*Short task*
Transcribe every line exactly and omit anything that is a picture.

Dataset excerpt
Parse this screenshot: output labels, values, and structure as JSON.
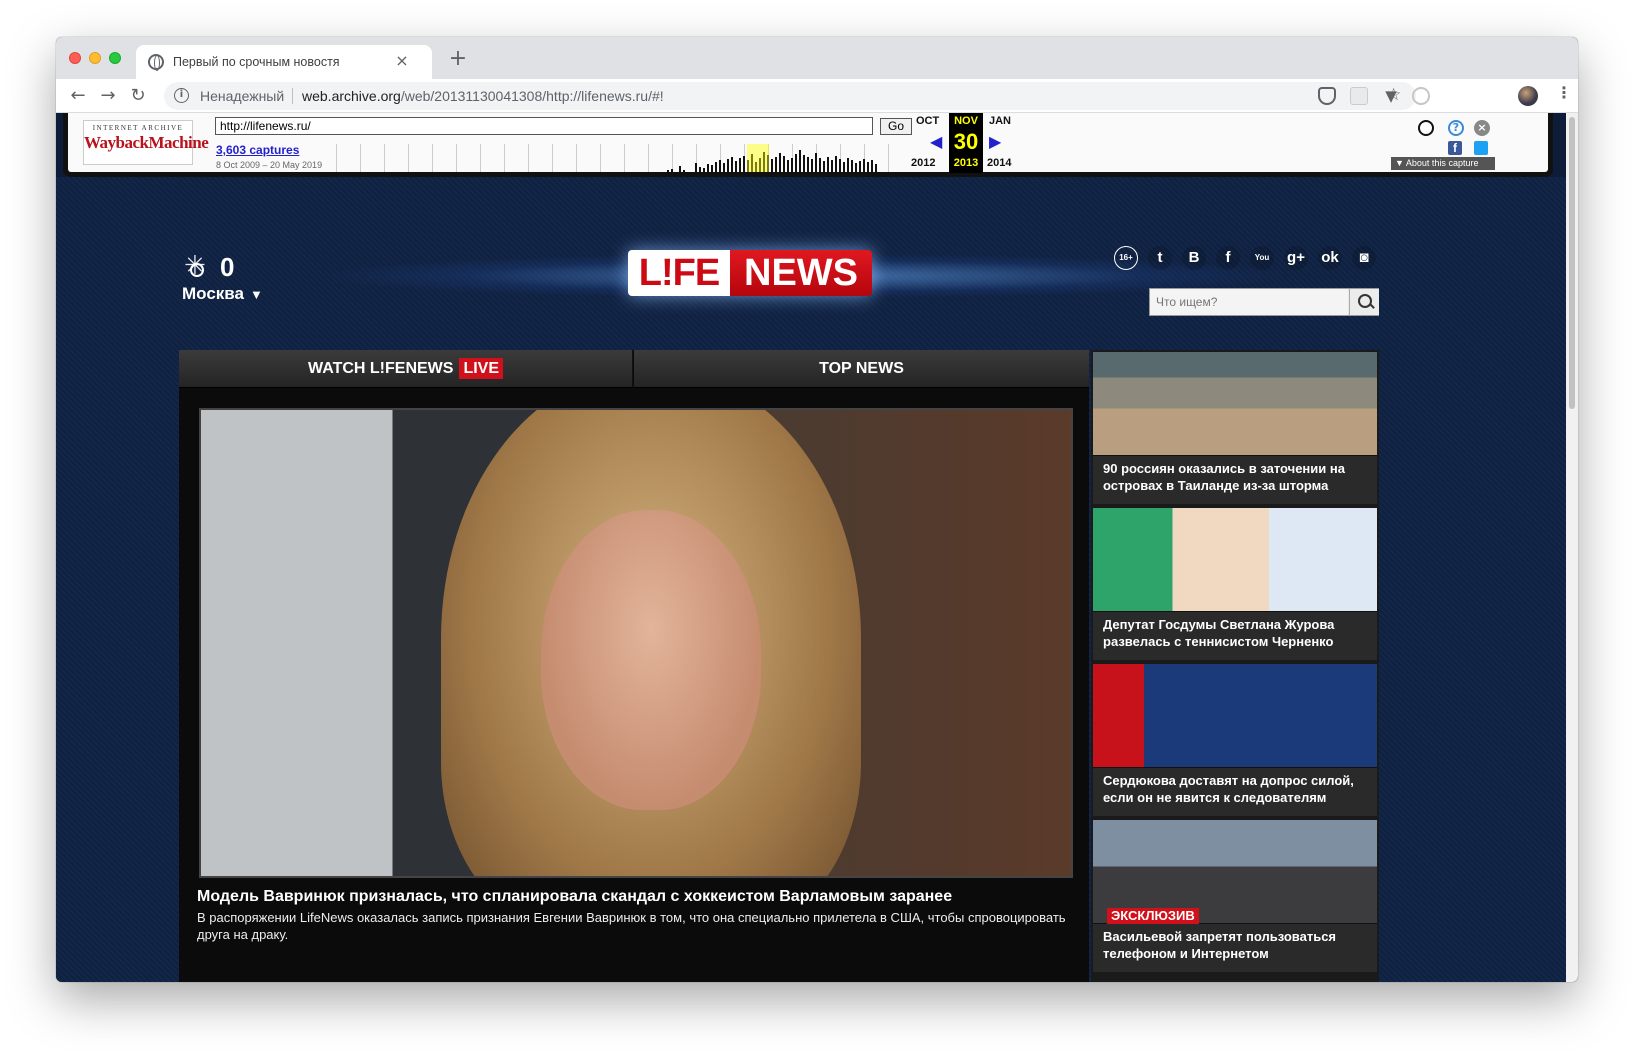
{
  "browser": {
    "tab_title": "Первый по срочным новостя",
    "close_tab": "×",
    "new_tab": "+",
    "back": "←",
    "forward": "→",
    "reload": "↻",
    "security_label": "Ненадежный",
    "url_host": "web.archive.org",
    "url_path": "/web/20131130041308/http://lifenews.ru/#!",
    "bookmark_icon": "star-icon",
    "menu": "⋮"
  },
  "wayback": {
    "logo_top": "INTERNET ARCHIVE",
    "logo_main": "WaybackMachine",
    "url_value": "http://lifenews.ru/",
    "go": "Go",
    "captures": "3,603 captures",
    "range": "8 Oct 2009 – 20 May 2019",
    "prev_month": "OCT",
    "cur_month": "NOV",
    "next_month": "JAN",
    "day": "30",
    "prev_year": "2012",
    "cur_year": "2013",
    "next_year": "2014",
    "about": "▼ About this capture"
  },
  "site": {
    "weather": {
      "temp": "0",
      "city": "Москва",
      "city_arrow": "▼"
    },
    "logo_life": "L!FE",
    "logo_news": "NEWS",
    "age_rating": "16+",
    "social": [
      {
        "icon": "twitter-icon",
        "glyph": "t"
      },
      {
        "icon": "vkontakte-icon",
        "glyph": "B"
      },
      {
        "icon": "facebook-icon",
        "glyph": "f"
      },
      {
        "icon": "youtube-icon",
        "glyph": "You"
      },
      {
        "icon": "google-plus-icon",
        "glyph": "g+"
      },
      {
        "icon": "odnoklassniki-icon",
        "glyph": "ok"
      },
      {
        "icon": "instagram-icon",
        "glyph": "◙"
      }
    ],
    "search_placeholder": "Что ищем?",
    "tabs": {
      "watch": "WATCH L!FENEWS",
      "live": "LIVE",
      "top": "TOP NEWS"
    },
    "hero": {
      "headline": "Модель Вавринюк призналась, что спланировала скандал с хоккеистом Варламовым заранее",
      "lead": "В распоряжении LifeNews оказалась запись признания Евгении Вавринюк в том, что она специально прилетела в США, чтобы спровоцировать друга на драку."
    },
    "side_news": [
      {
        "title": "90 россиян оказались в заточении на островах в Таиланде из-за шторма"
      },
      {
        "title": "Депутат Госдумы Светлана Журова развелась с теннисистом Черненко"
      },
      {
        "title": "Сердюкова доставят на допрос силой, если он не явится к следователям"
      },
      {
        "title": "Васильевой запретят пользоваться телефоном и Интернетом",
        "badge": "ЭКСКЛЮЗИВ"
      }
    ]
  }
}
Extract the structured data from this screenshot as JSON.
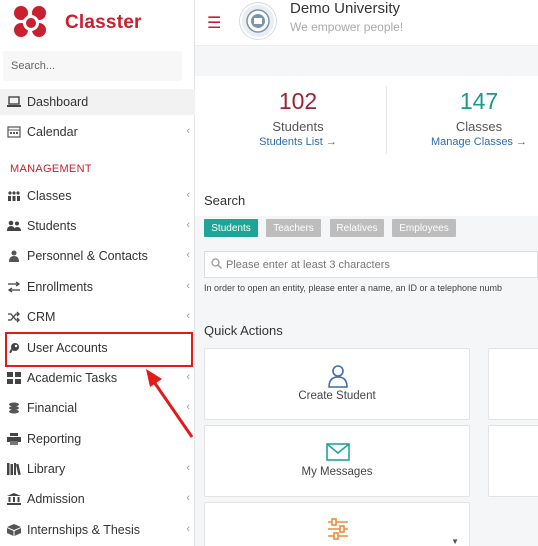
{
  "brand": {
    "name": "Classter",
    "color": "#c8202f"
  },
  "sidebar": {
    "search_placeholder": "Search...",
    "section_label": "MANAGEMENT",
    "items": [
      {
        "label": "Dashboard",
        "icon": "laptop-icon",
        "has_chevron": false
      },
      {
        "label": "Calendar",
        "icon": "calendar-icon",
        "has_chevron": true
      },
      {
        "label": "Classes",
        "icon": "classes-grid-icon",
        "has_chevron": true
      },
      {
        "label": "Students",
        "icon": "students-icon",
        "has_chevron": true
      },
      {
        "label": "Personnel & Contacts",
        "icon": "person-icon",
        "has_chevron": true
      },
      {
        "label": "Enrollments",
        "icon": "arrows-icon",
        "has_chevron": true
      },
      {
        "label": "CRM",
        "icon": "shuffle-icon",
        "has_chevron": true
      },
      {
        "label": "User Accounts",
        "icon": "key-icon",
        "has_chevron": false
      },
      {
        "label": "Academic Tasks",
        "icon": "grid-icon",
        "has_chevron": true
      },
      {
        "label": "Financial",
        "icon": "coins-icon",
        "has_chevron": true
      },
      {
        "label": "Reporting",
        "icon": "printer-icon",
        "has_chevron": false
      },
      {
        "label": "Library",
        "icon": "books-icon",
        "has_chevron": true
      },
      {
        "label": "Admission",
        "icon": "institution-icon",
        "has_chevron": true
      },
      {
        "label": "Internships & Thesis",
        "icon": "box-icon",
        "has_chevron": true
      }
    ]
  },
  "header": {
    "menu_icon": "hamburger-icon",
    "university_name": "Demo University",
    "tagline": "We empower people!"
  },
  "stats": [
    {
      "value": "102",
      "label": "Students",
      "link": "Students List →",
      "color": "#9b2335"
    },
    {
      "value": "147",
      "label": "Classes",
      "link": "Manage Classes →",
      "color": "#1a9a8a"
    }
  ],
  "search": {
    "title": "Search",
    "tabs": [
      {
        "label": "Students",
        "active": true
      },
      {
        "label": "Teachers",
        "active": false
      },
      {
        "label": "Relatives",
        "active": false
      },
      {
        "label": "Employees",
        "active": false
      }
    ],
    "placeholder": "Please enter at least 3 characters",
    "hint": "In order to open an entity, please enter a name, an ID or a telephone numb"
  },
  "quick_actions": {
    "title": "Quick Actions",
    "items": [
      {
        "label": "Create Student",
        "icon": "user-outline-icon"
      },
      {
        "label": "My Messages",
        "icon": "envelope-icon"
      },
      {
        "label": "",
        "icon": "sliders-icon"
      }
    ]
  },
  "colors": {
    "accent": "#c8202f",
    "teal": "#1a9a8a",
    "link": "#2b6cb0",
    "annotation": "#e21a1a"
  }
}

*Exercise output*
Parse this screenshot: output labels, values, and structure as JSON.
{
  "browser": {
    "tab_title": "Первый по срочным новостя",
    "close_tab": "×",
    "new_tab": "+",
    "back": "←",
    "forward": "→",
    "reload": "↻",
    "security_label": "Ненадежный",
    "url_host": "web.archive.org",
    "url_path": "/web/20131130041308/http://lifenews.ru/#!",
    "bookmark_icon": "star-icon",
    "menu": "⋮"
  },
  "wayback": {
    "logo_top": "INTERNET ARCHIVE",
    "logo_main": "WaybackMachine",
    "url_value": "http://lifenews.ru/",
    "go": "Go",
    "captures": "3,603 captures",
    "range": "8 Oct 2009 – 20 May 2019",
    "prev_month": "OCT",
    "cur_month": "NOV",
    "next_month": "JAN",
    "day": "30",
    "prev_year": "2012",
    "cur_year": "2013",
    "next_year": "2014",
    "about": "▼ About this capture"
  },
  "site": {
    "weather": {
      "temp": "0",
      "city": "Москва",
      "city_arrow": "▼"
    },
    "logo_life": "L!FE",
    "logo_news": "NEWS",
    "age_rating": "16+",
    "social": [
      {
        "icon": "twitter-icon",
        "glyph": "t"
      },
      {
        "icon": "vkontakte-icon",
        "glyph": "B"
      },
      {
        "icon": "facebook-icon",
        "glyph": "f"
      },
      {
        "icon": "youtube-icon",
        "glyph": "You"
      },
      {
        "icon": "google-plus-icon",
        "glyph": "g+"
      },
      {
        "icon": "odnoklassniki-icon",
        "glyph": "ok"
      },
      {
        "icon": "instagram-icon",
        "glyph": "◙"
      }
    ],
    "search_placeholder": "Что ищем?",
    "tabs": {
      "watch": "WATCH L!FENEWS",
      "live": "LIVE",
      "top": "TOP NEWS"
    },
    "hero": {
      "headline": "Модель Вавринюк призналась, что спланировала скандал с хоккеистом Варламовым заранее",
      "lead": "В распоряжении LifeNews оказалась запись признания Евгении Вавринюк в том, что она специально прилетела в США, чтобы спровоцировать друга на драку."
    },
    "side_news": [
      {
        "title": "90 россиян оказались в заточении на островах в Таиланде из-за шторма"
      },
      {
        "title": "Депутат Госдумы Светлана Журова развелась с теннисистом Черненко"
      },
      {
        "title": "Сердюкова доставят на допрос силой, если он не явится к следователям"
      },
      {
        "title": "Васильевой запретят пользоваться телефоном и Интернетом",
        "badge": "ЭКСКЛЮЗИВ"
      }
    ]
  }
}
Extract the structured data from this screenshot as JSON.
{
  "brand": {
    "name": "Classter",
    "color": "#c8202f"
  },
  "sidebar": {
    "search_placeholder": "Search...",
    "section_label": "MANAGEMENT",
    "items": [
      {
        "label": "Dashboard",
        "icon": "laptop-icon",
        "has_chevron": false
      },
      {
        "label": "Calendar",
        "icon": "calendar-icon",
        "has_chevron": true
      },
      {
        "label": "Classes",
        "icon": "classes-grid-icon",
        "has_chevron": true
      },
      {
        "label": "Students",
        "icon": "students-icon",
        "has_chevron": true
      },
      {
        "label": "Personnel & Contacts",
        "icon": "person-icon",
        "has_chevron": true
      },
      {
        "label": "Enrollments",
        "icon": "arrows-icon",
        "has_chevron": true
      },
      {
        "label": "CRM",
        "icon": "shuffle-icon",
        "has_chevron": true
      },
      {
        "label": "User Accounts",
        "icon": "key-icon",
        "has_chevron": false
      },
      {
        "label": "Academic Tasks",
        "icon": "grid-icon",
        "has_chevron": true
      },
      {
        "label": "Financial",
        "icon": "coins-icon",
        "has_chevron": true
      },
      {
        "label": "Reporting",
        "icon": "printer-icon",
        "has_chevron": false
      },
      {
        "label": "Library",
        "icon": "books-icon",
        "has_chevron": true
      },
      {
        "label": "Admission",
        "icon": "institution-icon",
        "has_chevron": true
      },
      {
        "label": "Internships & Thesis",
        "icon": "box-icon",
        "has_chevron": true
      }
    ]
  },
  "header": {
    "menu_icon": "hamburger-icon",
    "university_name": "Demo University",
    "tagline": "We empower people!"
  },
  "stats": [
    {
      "value": "102",
      "label": "Students",
      "link": "Students List →",
      "color": "#9b2335"
    },
    {
      "value": "147",
      "label": "Classes",
      "link": "Manage Classes →",
      "color": "#1a9a8a"
    }
  ],
  "search": {
    "title": "Search",
    "tabs": [
      {
        "label": "Students",
        "active": true
      },
      {
        "label": "Teachers",
        "active": false
      },
      {
        "label": "Relatives",
        "active": false
      },
      {
        "label": "Employees",
        "active": false
      }
    ],
    "placeholder": "Please enter at least 3 characters",
    "hint": "In order to open an entity, please enter a name, an ID or a telephone numb"
  },
  "quick_actions": {
    "title": "Quick Actions",
    "items": [
      {
        "label": "Create Student",
        "icon": "user-outline-icon"
      },
      {
        "label": "My Messages",
        "icon": "envelope-icon"
      },
      {
        "label": "",
        "icon": "sliders-icon"
      }
    ]
  },
  "colors": {
    "accent": "#c8202f",
    "teal": "#1a9a8a",
    "link": "#2b6cb0",
    "annotation": "#e21a1a"
  }
}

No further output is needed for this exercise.